● Exercise instructions
Lines that hold the word "GaAs" should be located and copied.

(Dataset items)
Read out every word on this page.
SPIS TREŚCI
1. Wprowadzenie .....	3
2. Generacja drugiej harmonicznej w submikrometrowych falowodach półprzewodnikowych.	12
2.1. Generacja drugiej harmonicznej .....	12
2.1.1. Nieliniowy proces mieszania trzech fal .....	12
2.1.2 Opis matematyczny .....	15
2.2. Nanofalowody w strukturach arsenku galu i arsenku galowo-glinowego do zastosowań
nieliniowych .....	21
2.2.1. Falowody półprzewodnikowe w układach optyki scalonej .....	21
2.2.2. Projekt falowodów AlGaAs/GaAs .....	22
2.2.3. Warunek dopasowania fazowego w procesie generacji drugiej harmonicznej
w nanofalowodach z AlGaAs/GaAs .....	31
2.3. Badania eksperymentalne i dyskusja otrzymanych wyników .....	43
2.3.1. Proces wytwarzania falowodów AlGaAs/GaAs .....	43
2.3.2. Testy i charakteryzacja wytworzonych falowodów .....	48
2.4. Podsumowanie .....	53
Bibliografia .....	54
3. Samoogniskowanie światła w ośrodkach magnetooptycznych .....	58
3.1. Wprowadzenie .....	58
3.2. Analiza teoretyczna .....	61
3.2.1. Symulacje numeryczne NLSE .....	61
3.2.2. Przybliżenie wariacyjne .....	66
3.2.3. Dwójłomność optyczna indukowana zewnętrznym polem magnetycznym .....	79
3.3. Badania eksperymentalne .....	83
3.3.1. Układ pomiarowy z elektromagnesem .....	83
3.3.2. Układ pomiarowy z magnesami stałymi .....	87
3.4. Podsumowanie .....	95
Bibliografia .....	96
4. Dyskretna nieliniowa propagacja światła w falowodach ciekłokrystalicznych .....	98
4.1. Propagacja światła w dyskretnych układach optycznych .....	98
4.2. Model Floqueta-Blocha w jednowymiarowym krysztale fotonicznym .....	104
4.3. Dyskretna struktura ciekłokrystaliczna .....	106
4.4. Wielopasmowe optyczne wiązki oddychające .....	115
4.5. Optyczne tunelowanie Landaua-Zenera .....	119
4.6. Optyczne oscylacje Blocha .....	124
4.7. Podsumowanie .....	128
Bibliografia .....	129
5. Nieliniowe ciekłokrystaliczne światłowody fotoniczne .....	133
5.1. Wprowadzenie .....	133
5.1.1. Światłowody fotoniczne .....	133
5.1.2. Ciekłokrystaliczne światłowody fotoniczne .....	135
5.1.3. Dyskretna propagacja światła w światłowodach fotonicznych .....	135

● Expected output
2.2.2. Projekt falowodów AlGaAs/GaAs .....	22
w nanofalowodach z AlGaAs/GaAs .....	31
2.3.1. Proces wytwarzania falowodów AlGaAs/GaAs .....	43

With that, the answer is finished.